_EXERCISE_.
Pick out the lines below that include the string "Zweck".

_DATA TO USE_.
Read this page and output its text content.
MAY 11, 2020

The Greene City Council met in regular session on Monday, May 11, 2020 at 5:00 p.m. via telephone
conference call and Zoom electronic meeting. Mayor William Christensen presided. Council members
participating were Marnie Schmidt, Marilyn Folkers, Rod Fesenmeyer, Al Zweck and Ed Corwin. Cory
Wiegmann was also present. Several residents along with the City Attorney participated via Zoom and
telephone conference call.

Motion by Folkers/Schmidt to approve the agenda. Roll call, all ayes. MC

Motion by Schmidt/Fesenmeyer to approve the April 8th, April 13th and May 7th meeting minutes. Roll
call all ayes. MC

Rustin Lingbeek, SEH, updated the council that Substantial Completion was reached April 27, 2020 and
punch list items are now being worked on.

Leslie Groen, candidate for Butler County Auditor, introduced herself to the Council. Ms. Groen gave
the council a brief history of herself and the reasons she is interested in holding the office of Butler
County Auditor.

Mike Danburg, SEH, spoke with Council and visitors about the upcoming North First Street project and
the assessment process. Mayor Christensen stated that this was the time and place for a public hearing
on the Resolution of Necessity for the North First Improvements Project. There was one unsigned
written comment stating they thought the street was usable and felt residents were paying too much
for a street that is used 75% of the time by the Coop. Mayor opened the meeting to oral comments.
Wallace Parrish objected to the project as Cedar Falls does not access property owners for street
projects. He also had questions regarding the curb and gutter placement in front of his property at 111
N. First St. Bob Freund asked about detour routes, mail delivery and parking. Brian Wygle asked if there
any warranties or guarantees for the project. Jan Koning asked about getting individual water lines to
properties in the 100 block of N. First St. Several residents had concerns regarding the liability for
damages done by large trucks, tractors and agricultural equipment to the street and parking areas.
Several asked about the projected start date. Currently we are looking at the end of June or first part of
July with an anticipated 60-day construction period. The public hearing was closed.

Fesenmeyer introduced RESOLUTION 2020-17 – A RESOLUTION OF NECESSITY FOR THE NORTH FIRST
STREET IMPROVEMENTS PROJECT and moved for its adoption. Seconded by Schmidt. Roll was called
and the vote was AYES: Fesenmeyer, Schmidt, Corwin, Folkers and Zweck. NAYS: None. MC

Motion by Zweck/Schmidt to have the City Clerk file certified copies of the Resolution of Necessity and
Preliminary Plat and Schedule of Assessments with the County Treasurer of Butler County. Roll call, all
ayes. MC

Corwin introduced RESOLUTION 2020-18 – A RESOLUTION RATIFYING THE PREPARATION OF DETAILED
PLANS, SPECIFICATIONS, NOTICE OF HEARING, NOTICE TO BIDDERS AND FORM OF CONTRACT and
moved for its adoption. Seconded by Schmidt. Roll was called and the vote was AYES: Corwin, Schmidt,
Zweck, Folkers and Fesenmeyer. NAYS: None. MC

_SOLUTION FOR THIS PROBLEM_.
participating were Marnie Schmidt, Marilyn Folkers, Rod Fesenmeyer, Al Zweck and Ed Corwin. Cory
and the vote was AYES: Fesenmeyer, Schmidt, Corwin, Folkers and Zweck. NAYS: None. MC
Motion by Zweck/Schmidt to have the City Clerk file certified copies of the Resolution of Necessity and
Zweck, Folkers and Fesenmeyer. NAYS: None. MC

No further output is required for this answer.